Return the records, each one exactly as written.

--- Data entries ---

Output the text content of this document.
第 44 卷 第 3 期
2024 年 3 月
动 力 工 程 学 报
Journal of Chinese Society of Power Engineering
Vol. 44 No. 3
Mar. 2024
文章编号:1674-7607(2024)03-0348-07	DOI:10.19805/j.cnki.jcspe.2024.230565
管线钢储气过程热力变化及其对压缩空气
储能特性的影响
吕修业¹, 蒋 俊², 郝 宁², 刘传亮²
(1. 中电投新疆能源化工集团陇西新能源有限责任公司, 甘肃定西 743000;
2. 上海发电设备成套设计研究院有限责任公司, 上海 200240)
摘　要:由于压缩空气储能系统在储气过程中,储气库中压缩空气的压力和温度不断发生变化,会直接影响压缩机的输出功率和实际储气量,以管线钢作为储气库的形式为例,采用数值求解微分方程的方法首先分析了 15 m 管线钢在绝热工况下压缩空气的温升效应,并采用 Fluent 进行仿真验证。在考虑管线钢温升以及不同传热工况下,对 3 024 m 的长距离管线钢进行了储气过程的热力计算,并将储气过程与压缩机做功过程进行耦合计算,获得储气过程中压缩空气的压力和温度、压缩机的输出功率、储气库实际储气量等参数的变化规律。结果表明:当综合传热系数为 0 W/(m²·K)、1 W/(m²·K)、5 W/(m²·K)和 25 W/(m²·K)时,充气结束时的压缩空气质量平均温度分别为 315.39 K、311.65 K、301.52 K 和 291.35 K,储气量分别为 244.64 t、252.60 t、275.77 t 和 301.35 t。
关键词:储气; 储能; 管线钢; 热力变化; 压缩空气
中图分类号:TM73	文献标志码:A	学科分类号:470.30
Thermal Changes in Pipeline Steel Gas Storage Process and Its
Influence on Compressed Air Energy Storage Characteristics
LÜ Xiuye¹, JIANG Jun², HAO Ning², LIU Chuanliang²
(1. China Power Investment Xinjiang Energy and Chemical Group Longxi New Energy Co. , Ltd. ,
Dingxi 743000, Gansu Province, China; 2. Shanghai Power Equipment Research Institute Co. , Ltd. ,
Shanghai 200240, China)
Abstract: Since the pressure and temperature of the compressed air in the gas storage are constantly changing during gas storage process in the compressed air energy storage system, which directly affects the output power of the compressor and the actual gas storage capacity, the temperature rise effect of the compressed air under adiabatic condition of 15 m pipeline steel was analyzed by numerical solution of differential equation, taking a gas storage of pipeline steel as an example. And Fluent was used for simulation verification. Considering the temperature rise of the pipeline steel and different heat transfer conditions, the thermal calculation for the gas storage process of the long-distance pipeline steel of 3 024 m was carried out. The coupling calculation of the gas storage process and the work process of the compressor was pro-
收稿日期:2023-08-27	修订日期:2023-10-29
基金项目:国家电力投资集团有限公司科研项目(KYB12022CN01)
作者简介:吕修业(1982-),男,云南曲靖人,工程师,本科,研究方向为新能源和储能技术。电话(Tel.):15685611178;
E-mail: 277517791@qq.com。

---

* Response to the task:
Output the text content of this document.
第 44 卷 第 3 期
2024 年 3 月
动 力 工 程 学 报
Journal of Chinese Society of Power Engineering
Vol. 44 No. 3
Mar. 2024
文章编号:1674-7607(2024)03-0348-07	DOI:10.19805/j.cnki.jcspe.2024.230565
管线钢储气过程热力变化及其对压缩空气
储能特性的影响
吕修业¹, 蒋 俊², 郝 宁², 刘传亮²
(1. 中电投新疆能源化工集团陇西新能源有限责任公司, 甘肃定西 743000;
2. 上海发电设备成套设计研究院有限责任公司, 上海 200240)
摘　要:由于压缩空气储能系统在储气过程中,储气库中压缩空气的压力和温度不断发生变化,会直接影响压缩机的输出功率和实际储气量,以管线钢作为储气库的形式为例,采用数值求解微分方程的方法首先分析了 15 m 管线钢在绝热工况下压缩空气的温升效应,并采用 Fluent 进行仿真验证。在考虑管线钢温升以及不同传热工况下,对 3 024 m 的长距离管线钢进行了储气过程的热力计算,并将储气过程与压缩机做功过程进行耦合计算,获得储气过程中压缩空气的压力和温度、压缩机的输出功率、储气库实际储气量等参数的变化规律。结果表明:当综合传热系数为 0 W/(m²·K)、1 W/(m²·K)、5 W/(m²·K)和 25 W/(m²·K)时,充气结束时的压缩空气质量平均温度分别为 315.39 K、311.65 K、301.52 K 和 291.35 K,储气量分别为 244.64 t、252.60 t、275.77 t 和 301.35 t。
关键词:储气; 储能; 管线钢; 热力变化; 压缩空气
中图分类号:TM73	文献标志码:A	学科分类号:470.30
Thermal Changes in Pipeline Steel Gas Storage Process and Its
Influence on Compressed Air Energy Storage Characteristics
LÜ Xiuye¹, JIANG Jun², HAO Ning², LIU Chuanliang²
(1. China Power Investment Xinjiang Energy and Chemical Group Longxi New Energy Co. , Ltd. ,
Dingxi 743000, Gansu Province, China; 2. Shanghai Power Equipment Research Institute Co. , Ltd. ,
Shanghai 200240, China)
Abstract: Since the pressure and temperature of the compressed air in the gas storage are constantly changing during gas storage process in the compressed air energy storage system, which directly affects the output power of the compressor and the actual gas storage capacity, the temperature rise effect of the compressed air under adiabatic condition of 15 m pipeline steel was analyzed by numerical solution of differential equation, taking a gas storage of pipeline steel as an example. And Fluent was used for simulation verification. Considering the temperature rise of the pipeline steel and different heat transfer conditions, the thermal calculation for the gas storage process of the long-distance pipeline steel of 3 024 m was carried out. The coupling calculation of the gas storage process and the work process of the compressor was pro-
收稿日期:2023-08-27	修订日期:2023-10-29
基金项目:国家电力投资集团有限公司科研项目(KYB12022CN01)
作者简介:吕修业(1982-),男,云南曲靖人,工程师,本科,研究方向为新能源和储能技术。电话(Tel.):15685611178;
E-mail: 277517791@qq.com。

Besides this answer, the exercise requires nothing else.